= DIRECTIONS =
Copy out each line in the material below that has the word "мистика".

═══ RECORDS FOR THE EXERCISE ═══

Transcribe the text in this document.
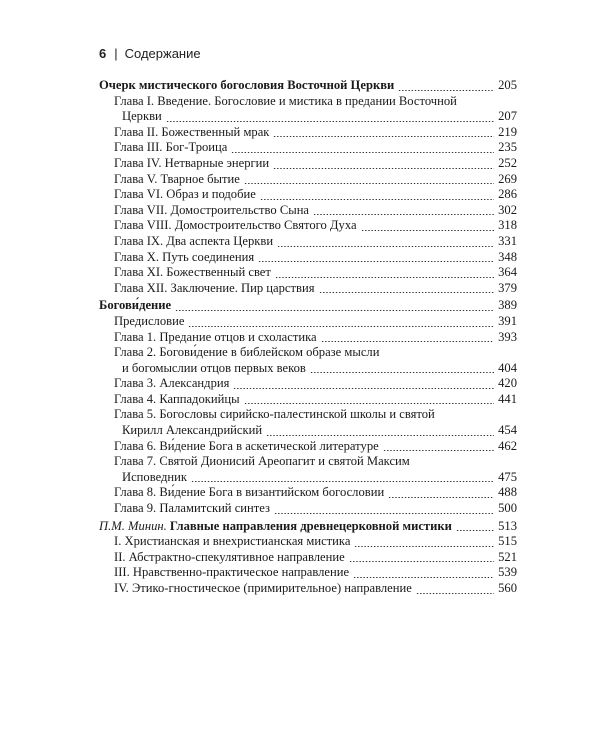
6 | Содержание
Очерк мистического богословия Восточной Церкви	205
Глава I. Введение. Богословие и мистика в предании Восточной
Церкви	207
Глава II. Божественный мрак	219
Глава III. Бог-Троица	235
Глава IV. Нетварные энергии	252
Глава V. Тварное бытие	269
Глава VI. Образ и подобие	286
Глава VII. Домостроительство Сына	302
Глава VIII. Домостроительство Святого Духа	318
Глава IX. Два аспекта Церкви	331
Глава X. Путь соединения	348
Глава XI. Божественный свет	364
Глава XII. Заключение. Пир царствия	379
Богови́дение	389
Предисловие	391
Глава 1. Предание отцов и схоластика	393
Глава 2. Богови́дение в библейском образе мысли
и богомыслии отцов первых веков	404
Глава 3. Александрия	420
Глава 4. Каппадокийцы	441
Глава 5. Богословы сирийско-палестинской школы и святой
Кирилл Александрийский	454
Глава 6. Ви́дение Бога в аскетической литературе	462
Глава 7. Святой Дионисий Ареопагит и святой Максим
Исповедник	475
Глава 8. Ви́дение Бога в византийском богословии	488
Глава 9. Паламитский синтез	500
П.М. Минин. Главные направления древнецерковной мистики	513
I. Христианская и внехристианская мистика	515
II. Абстрактно-спекулятивное направление	521
III. Нравственно-практическое направление	539
IV. Этико-гностическое (примирительное) направление	560
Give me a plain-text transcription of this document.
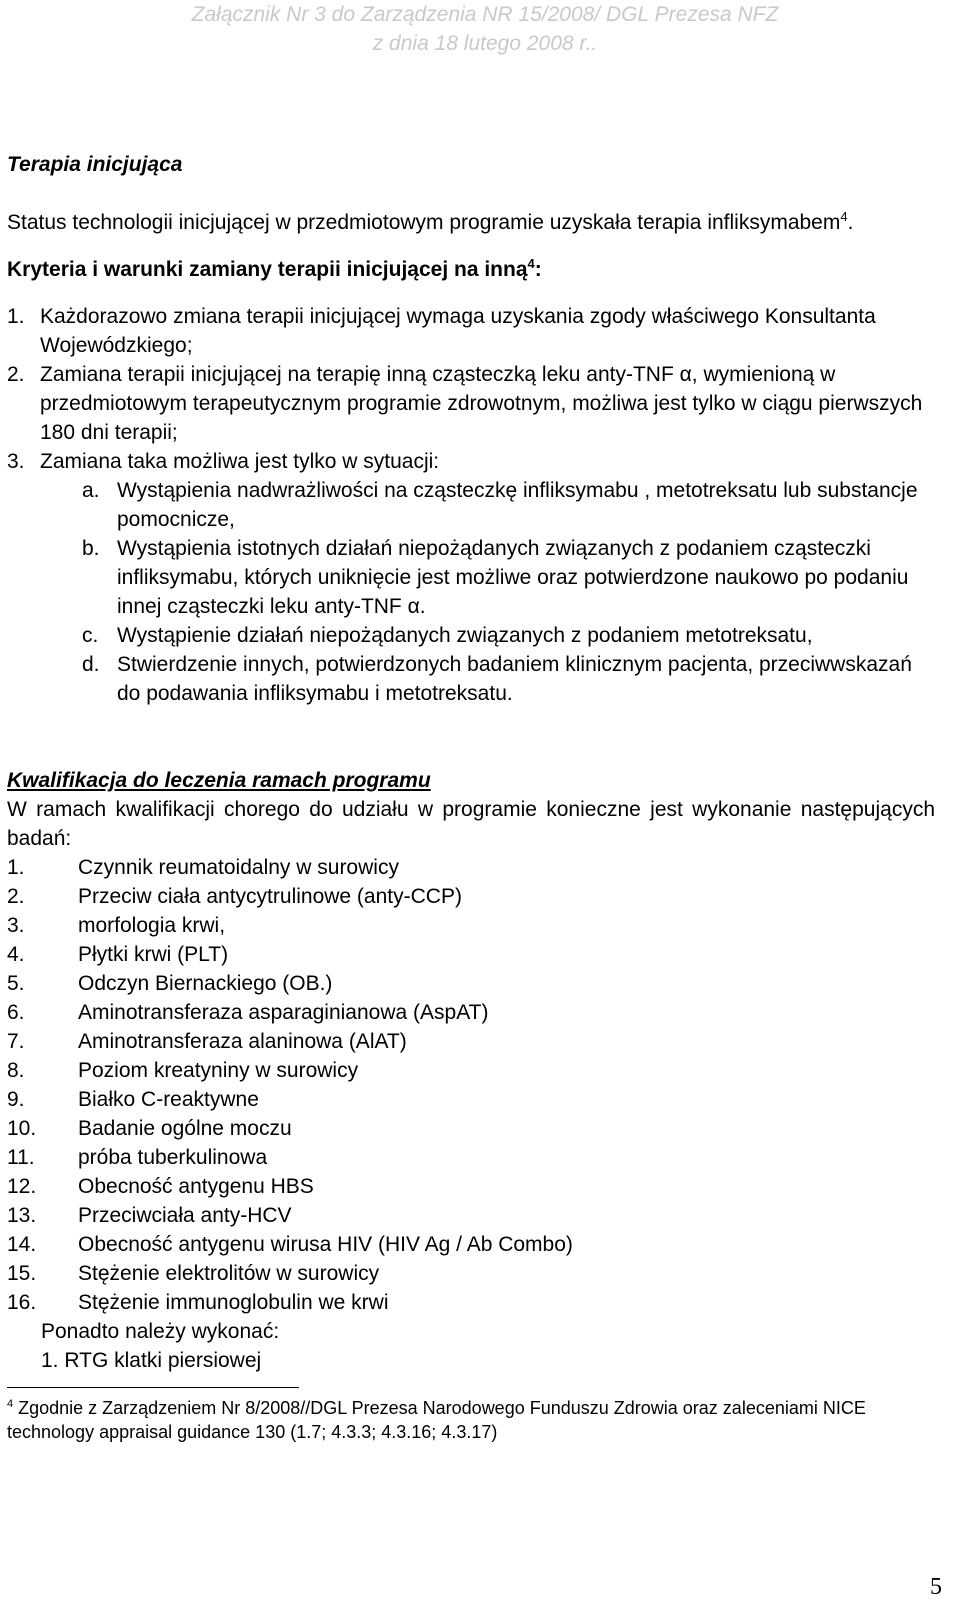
Załącznik Nr 3 do Zarządzenia NR 15/2008/ DGL Prezesa NFZ
z dnia 18 lutego 2008 r..

Terapia inicjująca

Status technologii inicjującej w przedmiotowym programie uzyskała terapia infliksymabem$^4$.

Kryteria i warunki zamiany terapii inicjującej na inną$^4$:

1. Każdorazowo zmiana terapii inicjującej wymaga uzyskania zgody właściwego Konsultanta Wojewódzkiego;
2. Zamiana terapii inicjującej na terapię inną cząsteczką leku anty-TNF α, wymienioną w przedmiotowym terapeutycznym programie zdrowotnym, możliwa jest tylko w ciągu pierwszych 180 dni terapii;
3. Zamiana taka możliwa jest tylko w sytuacji:
a. Wystąpienia nadwrażliwości na cząsteczkę infliksymabu , metotreksatu lub substancje pomocnicze,
b. Wystąpienia istotnych działań niepożądanych związanych z podaniem cząsteczki infliksymabu, których uniknięcie jest możliwe oraz potwierdzone naukowo po podaniu innej cząsteczki leku anty-TNF α.
c. Wystąpienie działań niepożądanych związanych z podaniem metotreksatu,
d. Stwierdzenie innych, potwierdzonych badaniem klinicznym pacjenta, przeciwwskazań do podawania infliksymabu i metotreksatu.

Kwalifikacja do leczenia ramach programu

W ramach kwalifikacji chorego do udziału w programie konieczne jest wykonanie następujących badań:

1.	Czynnik reumatoidalny w surowicy
2.	Przeciw ciała antycytrulinowe (anty-CCP)
3.	morfologia krwi,
4.	Płytki krwi (PLT)
5.	Odczyn Biernackiego (OB.)
6.	Aminotransferaza asparaginianowa (AspAT)
7.	Aminotransferaza alaninowa (AlAT)
8.	Poziom kreatyniny w surowicy
9.	Białko C-reaktywne
10. Badanie ogólne moczu
11. próba tuberkulinowa
12. Obecność antygenu HBS
13. Przeciwciała anty-HCV
14. Obecność antygenu wirusa HIV (HIV Ag / Ab Combo)
15. Stężenie elektrolitów w surowicy
16. Stężenie immunoglobulin we krwi

Ponadto należy wykonać:

1. RTG klatki piersiowej

$^4$ Zgodnie z Zarządzeniem Nr 8/2008//DGL Prezesa Narodowego Funduszu Zdrowia oraz zaleceniami NICE technology appraisal guidance 130 (1.7; 4.3.3; 4.3.16; 4.3.17)

5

═══

= EXERCISE ANSWER =
Глава I. Введение. Богословие и мистика в предании Восточной
I. Христианская и внехристианская мистика	515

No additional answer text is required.